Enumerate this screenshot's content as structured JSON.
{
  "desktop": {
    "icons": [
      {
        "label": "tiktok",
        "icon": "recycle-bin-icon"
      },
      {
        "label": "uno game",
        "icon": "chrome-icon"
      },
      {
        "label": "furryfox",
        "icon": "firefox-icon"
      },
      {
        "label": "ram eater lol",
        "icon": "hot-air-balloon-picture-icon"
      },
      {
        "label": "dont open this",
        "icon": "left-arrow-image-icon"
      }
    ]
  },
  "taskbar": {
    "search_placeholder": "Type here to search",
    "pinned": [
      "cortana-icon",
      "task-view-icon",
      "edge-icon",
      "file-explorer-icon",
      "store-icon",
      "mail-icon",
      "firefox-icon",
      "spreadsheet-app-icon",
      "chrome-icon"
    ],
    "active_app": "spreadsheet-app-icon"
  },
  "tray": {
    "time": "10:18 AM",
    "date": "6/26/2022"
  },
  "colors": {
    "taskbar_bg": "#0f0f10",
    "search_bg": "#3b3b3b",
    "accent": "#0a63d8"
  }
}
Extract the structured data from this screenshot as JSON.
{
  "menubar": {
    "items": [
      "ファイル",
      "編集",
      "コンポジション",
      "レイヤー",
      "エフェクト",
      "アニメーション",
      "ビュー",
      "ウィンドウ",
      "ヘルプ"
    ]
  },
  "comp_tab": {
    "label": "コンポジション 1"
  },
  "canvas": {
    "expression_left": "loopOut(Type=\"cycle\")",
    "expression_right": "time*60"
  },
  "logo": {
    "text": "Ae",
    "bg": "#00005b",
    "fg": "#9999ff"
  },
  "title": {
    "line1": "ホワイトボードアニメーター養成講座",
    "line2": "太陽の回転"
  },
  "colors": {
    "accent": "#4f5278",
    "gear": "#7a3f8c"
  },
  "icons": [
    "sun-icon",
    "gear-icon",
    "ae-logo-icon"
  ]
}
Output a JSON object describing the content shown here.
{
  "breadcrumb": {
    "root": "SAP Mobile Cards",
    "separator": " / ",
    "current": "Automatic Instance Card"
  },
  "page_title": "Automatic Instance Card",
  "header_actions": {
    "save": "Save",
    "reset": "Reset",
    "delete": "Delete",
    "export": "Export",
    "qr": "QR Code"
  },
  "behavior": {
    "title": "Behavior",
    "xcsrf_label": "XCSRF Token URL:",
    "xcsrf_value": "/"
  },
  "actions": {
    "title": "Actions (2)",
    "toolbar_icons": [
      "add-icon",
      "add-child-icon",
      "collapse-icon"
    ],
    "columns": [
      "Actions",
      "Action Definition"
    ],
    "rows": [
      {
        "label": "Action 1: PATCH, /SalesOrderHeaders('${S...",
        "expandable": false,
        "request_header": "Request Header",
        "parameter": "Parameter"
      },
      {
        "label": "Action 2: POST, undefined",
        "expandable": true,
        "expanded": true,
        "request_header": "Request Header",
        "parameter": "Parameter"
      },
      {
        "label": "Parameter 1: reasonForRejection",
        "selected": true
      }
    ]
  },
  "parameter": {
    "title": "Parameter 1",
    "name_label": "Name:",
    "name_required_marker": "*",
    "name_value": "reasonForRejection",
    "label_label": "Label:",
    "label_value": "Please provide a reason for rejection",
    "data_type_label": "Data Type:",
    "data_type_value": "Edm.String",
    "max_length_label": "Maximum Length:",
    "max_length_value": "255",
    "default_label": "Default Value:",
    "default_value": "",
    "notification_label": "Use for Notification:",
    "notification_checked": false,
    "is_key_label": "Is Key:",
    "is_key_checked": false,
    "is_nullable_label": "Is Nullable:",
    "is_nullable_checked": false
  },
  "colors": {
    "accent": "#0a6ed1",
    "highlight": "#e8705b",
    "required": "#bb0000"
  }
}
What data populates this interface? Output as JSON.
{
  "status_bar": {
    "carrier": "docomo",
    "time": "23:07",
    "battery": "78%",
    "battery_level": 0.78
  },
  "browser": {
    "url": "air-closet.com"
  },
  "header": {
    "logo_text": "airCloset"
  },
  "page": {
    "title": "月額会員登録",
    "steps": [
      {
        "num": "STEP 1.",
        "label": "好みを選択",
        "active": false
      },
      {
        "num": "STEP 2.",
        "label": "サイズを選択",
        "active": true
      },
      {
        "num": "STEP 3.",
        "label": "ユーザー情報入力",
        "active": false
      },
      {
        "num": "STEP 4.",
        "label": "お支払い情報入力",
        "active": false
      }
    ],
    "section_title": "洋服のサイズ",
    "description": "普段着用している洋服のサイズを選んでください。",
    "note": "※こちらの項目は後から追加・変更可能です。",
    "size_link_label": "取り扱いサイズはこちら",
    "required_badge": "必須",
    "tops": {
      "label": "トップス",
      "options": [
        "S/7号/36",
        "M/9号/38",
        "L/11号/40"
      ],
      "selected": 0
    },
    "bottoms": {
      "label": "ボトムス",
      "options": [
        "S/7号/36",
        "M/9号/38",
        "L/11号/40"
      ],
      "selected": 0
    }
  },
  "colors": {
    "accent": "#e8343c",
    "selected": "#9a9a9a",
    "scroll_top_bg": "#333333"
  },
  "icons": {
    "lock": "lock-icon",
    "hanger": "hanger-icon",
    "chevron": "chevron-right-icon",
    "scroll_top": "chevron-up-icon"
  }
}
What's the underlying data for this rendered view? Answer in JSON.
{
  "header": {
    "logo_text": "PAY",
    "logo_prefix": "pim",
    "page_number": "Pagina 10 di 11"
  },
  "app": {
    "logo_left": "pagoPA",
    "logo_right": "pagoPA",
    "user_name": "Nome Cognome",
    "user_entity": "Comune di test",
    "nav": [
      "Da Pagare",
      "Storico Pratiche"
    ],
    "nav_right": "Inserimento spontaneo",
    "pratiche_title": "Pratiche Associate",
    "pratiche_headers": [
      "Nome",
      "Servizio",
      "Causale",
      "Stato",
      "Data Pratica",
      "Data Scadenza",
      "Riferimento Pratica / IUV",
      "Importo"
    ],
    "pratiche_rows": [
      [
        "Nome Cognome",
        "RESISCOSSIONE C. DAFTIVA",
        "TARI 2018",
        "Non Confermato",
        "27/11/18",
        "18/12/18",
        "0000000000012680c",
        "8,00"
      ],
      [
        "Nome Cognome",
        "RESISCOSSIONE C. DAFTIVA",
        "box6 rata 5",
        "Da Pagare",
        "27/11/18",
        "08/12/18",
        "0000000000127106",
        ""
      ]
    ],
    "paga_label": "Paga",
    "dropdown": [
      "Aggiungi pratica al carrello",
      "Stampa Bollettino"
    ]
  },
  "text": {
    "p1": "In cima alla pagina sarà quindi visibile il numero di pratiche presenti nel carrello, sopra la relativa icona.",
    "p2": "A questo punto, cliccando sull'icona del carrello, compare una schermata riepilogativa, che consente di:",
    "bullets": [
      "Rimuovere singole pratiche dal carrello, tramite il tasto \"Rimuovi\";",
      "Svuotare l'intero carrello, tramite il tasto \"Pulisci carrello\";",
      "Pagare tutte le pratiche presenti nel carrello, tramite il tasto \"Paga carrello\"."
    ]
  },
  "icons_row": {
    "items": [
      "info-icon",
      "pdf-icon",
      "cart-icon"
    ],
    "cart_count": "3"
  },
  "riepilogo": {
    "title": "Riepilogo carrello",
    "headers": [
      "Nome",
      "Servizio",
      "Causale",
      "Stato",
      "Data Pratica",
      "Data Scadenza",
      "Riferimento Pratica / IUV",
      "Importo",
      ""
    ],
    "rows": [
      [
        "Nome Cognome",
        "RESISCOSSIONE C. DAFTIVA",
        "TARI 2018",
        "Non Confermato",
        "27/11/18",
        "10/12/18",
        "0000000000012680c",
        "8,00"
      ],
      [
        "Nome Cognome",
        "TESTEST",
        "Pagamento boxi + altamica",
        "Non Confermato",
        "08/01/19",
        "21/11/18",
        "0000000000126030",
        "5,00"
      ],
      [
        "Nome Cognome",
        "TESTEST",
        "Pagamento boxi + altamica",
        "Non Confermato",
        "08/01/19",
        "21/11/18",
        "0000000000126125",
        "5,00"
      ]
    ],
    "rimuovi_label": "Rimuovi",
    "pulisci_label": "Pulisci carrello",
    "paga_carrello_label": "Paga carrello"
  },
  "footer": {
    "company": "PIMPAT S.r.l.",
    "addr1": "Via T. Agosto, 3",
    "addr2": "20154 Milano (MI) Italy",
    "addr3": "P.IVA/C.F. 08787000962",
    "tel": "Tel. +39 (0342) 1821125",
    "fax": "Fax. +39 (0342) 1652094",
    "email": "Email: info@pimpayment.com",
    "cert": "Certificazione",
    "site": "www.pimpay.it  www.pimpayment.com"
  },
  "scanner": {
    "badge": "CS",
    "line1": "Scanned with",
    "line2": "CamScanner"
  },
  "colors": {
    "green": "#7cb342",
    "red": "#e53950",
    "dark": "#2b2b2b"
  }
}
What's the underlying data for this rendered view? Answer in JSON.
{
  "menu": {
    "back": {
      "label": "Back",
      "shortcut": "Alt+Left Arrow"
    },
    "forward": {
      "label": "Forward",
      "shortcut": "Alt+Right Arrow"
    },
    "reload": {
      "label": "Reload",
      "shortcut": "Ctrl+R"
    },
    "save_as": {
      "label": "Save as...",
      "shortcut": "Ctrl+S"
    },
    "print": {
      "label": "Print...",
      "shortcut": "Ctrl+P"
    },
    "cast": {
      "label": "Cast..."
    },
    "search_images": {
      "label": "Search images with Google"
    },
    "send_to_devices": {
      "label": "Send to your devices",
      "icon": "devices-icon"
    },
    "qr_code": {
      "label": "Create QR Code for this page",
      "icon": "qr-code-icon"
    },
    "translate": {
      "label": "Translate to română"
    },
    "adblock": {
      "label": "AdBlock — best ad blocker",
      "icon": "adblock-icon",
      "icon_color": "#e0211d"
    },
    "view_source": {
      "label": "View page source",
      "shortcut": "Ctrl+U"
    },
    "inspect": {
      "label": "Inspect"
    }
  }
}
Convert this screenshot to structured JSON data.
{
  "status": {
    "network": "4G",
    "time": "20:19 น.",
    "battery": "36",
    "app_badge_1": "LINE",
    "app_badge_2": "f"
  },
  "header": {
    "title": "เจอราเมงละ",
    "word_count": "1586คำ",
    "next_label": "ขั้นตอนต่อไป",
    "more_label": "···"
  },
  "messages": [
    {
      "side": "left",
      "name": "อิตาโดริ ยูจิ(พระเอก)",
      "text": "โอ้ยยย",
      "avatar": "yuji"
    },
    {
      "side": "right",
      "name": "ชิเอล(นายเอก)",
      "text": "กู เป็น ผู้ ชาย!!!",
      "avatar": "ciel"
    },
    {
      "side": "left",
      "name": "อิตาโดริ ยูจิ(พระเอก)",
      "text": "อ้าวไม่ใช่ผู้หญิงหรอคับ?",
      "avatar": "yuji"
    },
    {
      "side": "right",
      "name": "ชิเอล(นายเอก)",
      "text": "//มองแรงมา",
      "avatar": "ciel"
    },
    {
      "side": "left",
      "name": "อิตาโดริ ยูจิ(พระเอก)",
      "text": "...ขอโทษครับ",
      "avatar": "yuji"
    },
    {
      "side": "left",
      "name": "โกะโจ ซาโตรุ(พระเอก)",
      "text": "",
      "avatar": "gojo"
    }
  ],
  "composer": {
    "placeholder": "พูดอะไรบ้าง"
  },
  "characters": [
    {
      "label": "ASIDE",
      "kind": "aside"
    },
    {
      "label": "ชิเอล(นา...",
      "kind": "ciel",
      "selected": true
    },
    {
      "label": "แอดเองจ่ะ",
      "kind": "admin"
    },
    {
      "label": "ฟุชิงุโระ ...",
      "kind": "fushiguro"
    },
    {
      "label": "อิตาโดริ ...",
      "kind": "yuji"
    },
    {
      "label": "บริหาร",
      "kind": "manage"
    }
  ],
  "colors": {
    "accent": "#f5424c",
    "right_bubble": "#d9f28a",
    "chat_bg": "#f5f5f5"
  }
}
=-=-=-=-=
*Stated exercise*
Tally how many lines of the data include the word "false". Write the number and nothing else.

*Problem solution*
7